SOURCE DATA:
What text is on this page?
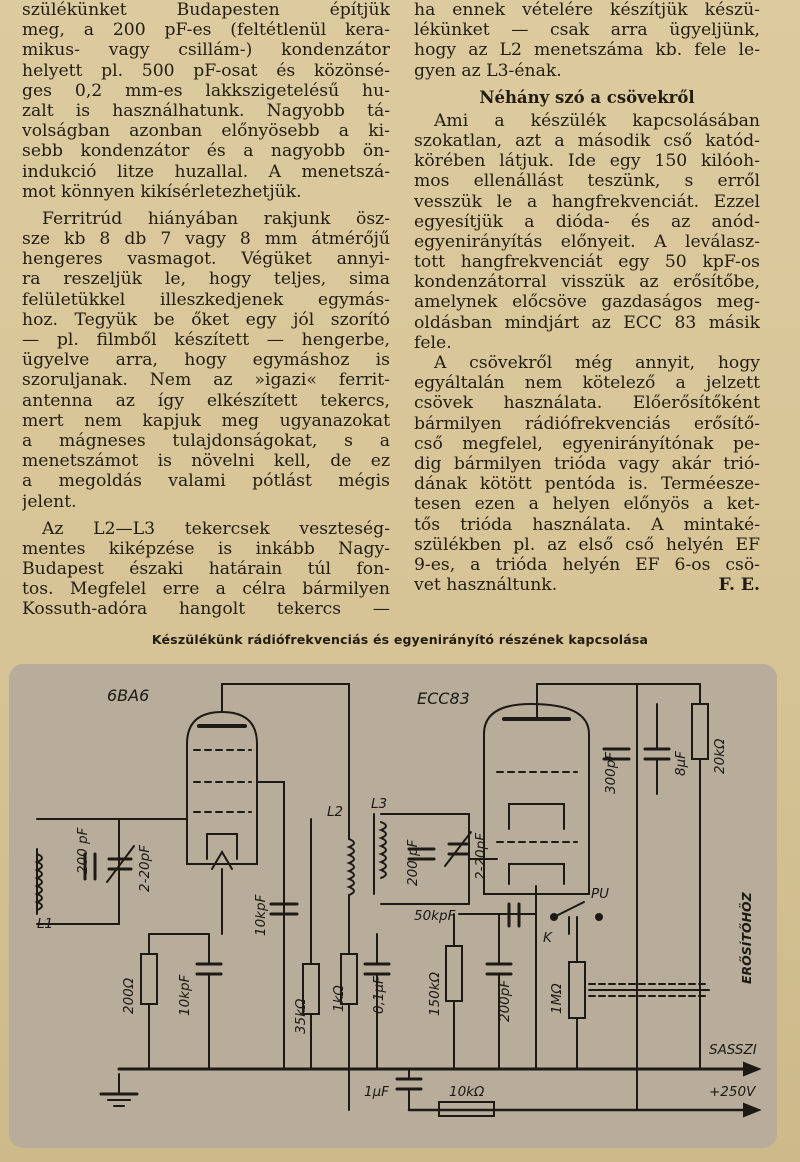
szülékünket Budapesten építjük
meg, a 200 pF-es (feltétlenül kera-
mikus- vagy csillám-) kondenzátor
helyett pl. 500 pF-osat és közönsé-
ges 0,2 mm-es lakkszigetelésű hu-
zalt is használhatunk. Nagyobb tá-
volságban azonban előnyösebb a ki-
sebb kondenzátor és a nagyobb ön-
indukció litze huzallal. A menetszá-
mot könnyen kikísérletezhetjük.
Ferritrúd hiányában rakjunk ösz-
sze kb 8 db 7 vagy 8 mm átmérőjű
hengeres vasmagot. Végüket annyi-
ra reszeljük le, hogy teljes, sima
felületükkel illeszkedjenek egymás-
hoz. Tegyük be őket egy jól szorító
— pl. filmből készített — hengerbe,
ügyelve arra, hogy egymáshoz is
szoruljanak. Nem az »igazi« ferrit-
antenna az így elkészített tekercs,
mert nem kapjuk meg ugyanazokat
a mágneses tulajdonságokat, s a
menetszámot is növelni kell, de ez
a megoldás valami pótlást mégis
jelent.
Az L2—L3 tekercsek veszteség-
mentes kiképzése is inkább Nagy-
Budapest északi határain túl fon-
tos. Megfelel erre a célra bármilyen
Kossuth-adóra hangolt tekercs —
ha ennek vételére készítjük készü-
lékünket — csak arra ügyeljünk,
hogy az L2 menetszáma kb. fele le-
gyen az L3-énak.
Néhány szó a csövekről
Ami a készülék kapcsolásában
szokatlan, azt a második cső katód-
körében látjuk. Ide egy 150 kilóoh-
mos ellenállást teszünk, s erről
vesszük le a hangfrekvenciát. Ezzel
egyesítjük a dióda- és az anód-
egyenirányítás előnyeit. A leválasz-
tott hangfrekvenciát egy 50 kpF-os
kondenzátorral visszük az erősítőbe,
amelynek előcsöve gazdaságos meg-
oldásban mindjárt az ECC 83 másik
fele.
A csövekről még annyit, hogy
egyáltalán nem kötelező a jelzett
csövek használata. Előerősítőként
bármilyen rádiófrekvenciás erősítő-
cső megfelel, egyenirányítónak pe-
dig bármilyen trióda vagy akár trió-
dának kötött pentóda is. Terméesze-
tesen ezen a helyen előnyös a ket-
tős trióda használata. A mintaké-
szülékben pl. az első cső helyén EF
9-es, a trióda helyén EF 6-os csö-
vet használtunk.	F. E.
Készülékünk rádiófrekvenciás és egyenirányító részének kapcsolása
6BA6	ECC83
L1
L2 L3
200 pF	2-20pF
10kpF
200Ω	10kpF
35kΩ
1kΩ 0,1μF
200 pF	2-20pF
50kpF
K
PU
150kΩ	200pF	1MΩ
300pF	8μF 20kΩ
ERŐSÍTŐHÖZ
SASSZI
1μF	10kΩ	+250V
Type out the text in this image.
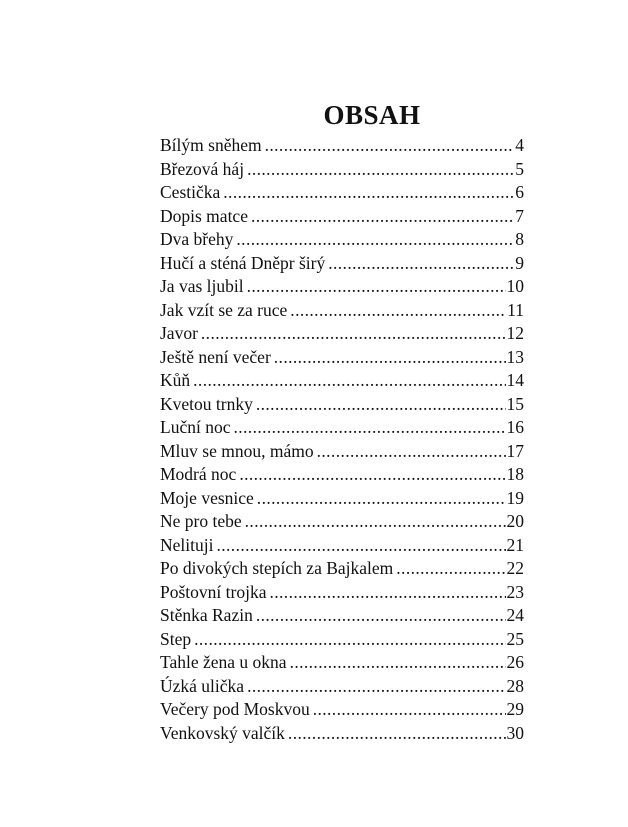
OBSAH
Bílým sněhem .....	4
Březová háj .....	5
Cestička .....	6
Dopis matce .....	7
Dva břehy .....	8
Hučí a sténá Dněpr širý .....	9
Ja vas ljubil .....	10
Jak vzít se za ruce .....	11
Javor .....	12
Ještě není večer .....	13
Kůň .....	14
Kvetou trnky .....	15
Luční noc .....	16
Mluv se mnou, mámo .....	17
Modrá noc .....	18
Moje vesnice .....	19
Ne pro tebe .....	20
Nelituji .....	21
Po divokých stepích za Bajkalem .....	22
Poštovní trojka .....	23
Stěnka Razin .....	24
Step .....	25
Tahle žena u okna .....	26
Úzká ulička .....	28
Večery pod Moskvou .....	29
Venkovský valčík .....	30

REQUIRED WORK: Transcribe the material exactly, leaving every picture out.

REPLY TO THE TASK:
What text is on this page?
szülékünket Budapesten építjük
meg, a 200 pF-es (feltétlenül kera-
mikus- vagy csillám-) kondenzátor
helyett pl. 500 pF-osat és közönsé-
ges 0,2 mm-es lakkszigetelésű hu-
zalt is használhatunk. Nagyobb tá-
volságban azonban előnyösebb a ki-
sebb kondenzátor és a nagyobb ön-
indukció litze huzallal. A menetszá-
mot könnyen kikísérletezhetjük.
Ferritrúd hiányában rakjunk ösz-
sze kb 8 db 7 vagy 8 mm átmérőjű
hengeres vasmagot. Végüket annyi-
ra reszeljük le, hogy teljes, sima
felületükkel illeszkedjenek egymás-
hoz. Tegyük be őket egy jól szorító
— pl. filmből készített — hengerbe,
ügyelve arra, hogy egymáshoz is
szoruljanak. Nem az »igazi« ferrit-
antenna az így elkészített tekercs,
mert nem kapjuk meg ugyanazokat
a mágneses tulajdonságokat, s a
menetszámot is növelni kell, de ez
a megoldás valami pótlást mégis
jelent.
Az L2—L3 tekercsek veszteség-
mentes kiképzése is inkább Nagy-
Budapest északi határain túl fon-
tos. Megfelel erre a célra bármilyen
Kossuth-adóra hangolt tekercs —
ha ennek vételére készítjük készü-
lékünket — csak arra ügyeljünk,
hogy az L2 menetszáma kb. fele le-
gyen az L3-énak.
Néhány szó a csövekről
Ami a készülék kapcsolásában
szokatlan, azt a második cső katód-
körében látjuk. Ide egy 150 kilóoh-
mos ellenállást teszünk, s erről
vesszük le a hangfrekvenciát. Ezzel
egyesítjük a dióda- és az anód-
egyenirányítás előnyeit. A leválasz-
tott hangfrekvenciát egy 50 kpF-os
kondenzátorral visszük az erősítőbe,
amelynek előcsöve gazdaságos meg-
oldásban mindjárt az ECC 83 másik
fele.
A csövekről még annyit, hogy
egyáltalán nem kötelező a jelzett
csövek használata. Előerősítőként
bármilyen rádiófrekvenciás erősítő-
cső megfelel, egyenirányítónak pe-
dig bármilyen trióda vagy akár trió-
dának kötött pentóda is. Terméesze-
tesen ezen a helyen előnyös a ket-
tős trióda használata. A mintaké-
szülékben pl. az első cső helyén EF
9-es, a trióda helyén EF 6-os csö-
vet használtunk.	F. E.
Készülékünk rádiófrekvenciás és egyenirányító részének kapcsolása
6BA6	ECC83
L1
L2 L3
200 pF	2-20pF
10kpF
200Ω	10kpF
35kΩ
1kΩ 0,1μF
200 pF	2-20pF
50kpF
K
PU
150kΩ	200pF	1MΩ
300pF	8μF 20kΩ
ERŐSÍTŐHÖZ
SASSZI
1μF	10kΩ	+250V
Type out the text in this image.
OBSAH
Bílým sněhem .....	4
Březová háj .....	5
Cestička .....	6
Dopis matce .....	7
Dva břehy .....	8
Hučí a sténá Dněpr širý .....	9
Ja vas ljubil .....	10
Jak vzít se za ruce .....	11
Javor .....	12
Ještě není večer .....	13
Kůň .....	14
Kvetou trnky .....	15
Luční noc .....	16
Mluv se mnou, mámo .....	17
Modrá noc .....	18
Moje vesnice .....	19
Ne pro tebe .....	20
Nelituji .....	21
Po divokých stepích za Bajkalem .....	22
Poštovní trojka .....	23
Stěnka Razin .....	24
Step .....	25
Tahle žena u okna .....	26
Úzká ulička .....	28
Večery pod Moskvou .....	29
Venkovský valčík .....	30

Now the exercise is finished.